▶ [Objective] Reproduce the lines in these rows word for word, omitting the pictures.

Element and region listings

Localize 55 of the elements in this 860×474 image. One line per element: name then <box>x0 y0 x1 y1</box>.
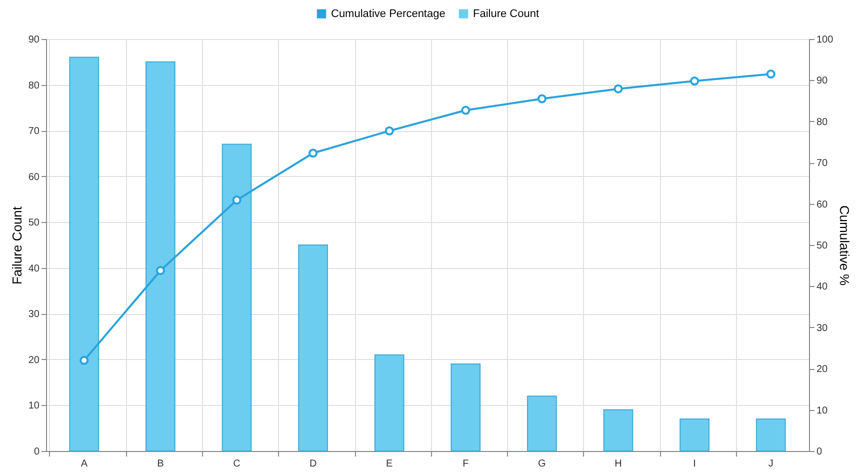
y-tick-label: 10 <box>28 400 40 412</box>
y-tick-label: 30 <box>28 309 40 320</box>
y2-tick-label: 40 <box>816 282 828 293</box>
bar <box>298 244 328 452</box>
x-tick-label: H <box>614 458 622 470</box>
y2-tick-label: 0 <box>816 446 822 458</box>
bar <box>603 409 634 452</box>
y2-tick-label: 20 <box>816 364 828 376</box>
y-tick-label: 90 <box>28 34 40 46</box>
point <box>308 148 318 158</box>
y-tick-label: 60 <box>28 172 40 183</box>
point <box>690 76 700 86</box>
point <box>232 196 242 205</box>
x-tick-label: J <box>768 458 774 470</box>
y-tick-label: 0 <box>34 446 40 458</box>
legend-label: Cumulative Percentage <box>331 8 446 20</box>
y-tick-label: 40 <box>28 263 40 274</box>
point <box>384 126 394 136</box>
y-tick-label: 80 <box>28 80 40 92</box>
bar <box>527 396 557 452</box>
x-tick-label: G <box>538 458 546 470</box>
point <box>614 84 623 94</box>
y2-tick-label: 60 <box>816 199 828 210</box>
bar <box>756 418 786 452</box>
y-tick-label: 50 <box>28 218 40 229</box>
y2-tick-label: 90 <box>816 76 828 87</box>
y-axis-title: Failure Count <box>9 206 24 285</box>
bar <box>146 61 176 452</box>
y2-tick-label: 30 <box>816 322 828 334</box>
x-tick-label: F <box>462 458 469 470</box>
bar <box>374 354 404 452</box>
y2-tick-label: 80 <box>816 116 828 128</box>
x-tick-label: I <box>693 458 696 470</box>
y2-tick-label: 100 <box>816 34 834 46</box>
point <box>766 69 776 79</box>
point <box>461 106 470 115</box>
point <box>537 94 546 104</box>
x-tick-label: C <box>233 458 240 470</box>
bar <box>222 144 252 452</box>
y2-tick-label: 70 <box>816 158 828 170</box>
bar <box>69 56 100 452</box>
point <box>80 356 89 365</box>
y2-tick-label: 10 <box>816 405 828 416</box>
y2-axis-title: Cumulative % <box>837 205 852 286</box>
bar <box>680 418 710 452</box>
y2-tick-label: 50 <box>816 240 828 252</box>
y-tick-label: 20 <box>28 354 40 366</box>
y-tick-label: 70 <box>28 126 40 138</box>
x-tick-label: E <box>386 458 394 470</box>
legend-label: Failure Count <box>473 8 540 20</box>
x-tick-label: B <box>157 458 164 470</box>
point <box>156 266 165 276</box>
x-tick-label: A <box>80 458 88 470</box>
x-tick-label: D <box>309 458 317 470</box>
bar <box>450 364 481 452</box>
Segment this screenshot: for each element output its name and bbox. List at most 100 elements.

▶ [Answer to this exercise]
Localize 55 of the elements in this 860×474 image. One line per element: name then <box>x0 y0 x1 y1</box>.
y-tick-label: 10 <box>28 400 40 412</box>
y-tick-label: 30 <box>28 309 40 320</box>
y2-tick-label: 40 <box>816 282 828 293</box>
bar <box>298 244 328 452</box>
x-tick-label: H <box>614 458 622 470</box>
y2-tick-label: 0 <box>816 446 822 458</box>
bar <box>603 409 634 452</box>
y2-tick-label: 20 <box>816 364 828 376</box>
y-tick-label: 90 <box>28 34 40 46</box>
point <box>308 148 318 158</box>
y-tick-label: 60 <box>28 172 40 183</box>
point <box>690 76 700 86</box>
point <box>232 196 242 205</box>
x-tick-label: J <box>768 458 774 470</box>
y-tick-label: 0 <box>34 446 40 458</box>
legend-label: Cumulative Percentage <box>331 8 446 20</box>
y-tick-label: 40 <box>28 263 40 274</box>
point <box>384 126 394 136</box>
y-tick-label: 80 <box>28 80 40 92</box>
bar <box>527 396 557 452</box>
x-tick-label: G <box>538 458 546 470</box>
point <box>614 84 623 94</box>
y2-tick-label: 60 <box>816 199 828 210</box>
bar <box>756 418 786 452</box>
y-tick-label: 50 <box>28 218 40 229</box>
y2-tick-label: 90 <box>816 76 828 87</box>
y-axis-title: Failure Count <box>9 206 24 285</box>
bar <box>146 61 176 452</box>
y2-tick-label: 30 <box>816 322 828 334</box>
x-tick-label: F <box>462 458 469 470</box>
bar <box>374 354 404 452</box>
y2-tick-label: 80 <box>816 116 828 128</box>
x-tick-label: I <box>693 458 696 470</box>
y2-tick-label: 100 <box>816 34 834 46</box>
point <box>766 69 776 79</box>
point <box>461 106 470 115</box>
point <box>537 94 546 104</box>
x-tick-label: C <box>233 458 240 470</box>
bar <box>222 144 252 452</box>
y2-tick-label: 70 <box>816 158 828 170</box>
bar <box>69 56 100 452</box>
point <box>80 356 89 365</box>
y2-tick-label: 10 <box>816 405 828 416</box>
y2-axis-title: Cumulative % <box>837 205 852 286</box>
bar <box>680 418 710 452</box>
y2-tick-label: 50 <box>816 240 828 252</box>
y-tick-label: 20 <box>28 354 40 366</box>
y-tick-label: 70 <box>28 126 40 138</box>
x-tick-label: E <box>386 458 394 470</box>
legend-label: Failure Count <box>473 8 540 20</box>
x-tick-label: B <box>157 458 164 470</box>
point <box>156 266 165 276</box>
x-tick-label: A <box>80 458 88 470</box>
x-tick-label: D <box>309 458 317 470</box>
bar <box>450 364 481 452</box>
Segment this screenshot: for each element output its name and bbox. List at most 100 elements.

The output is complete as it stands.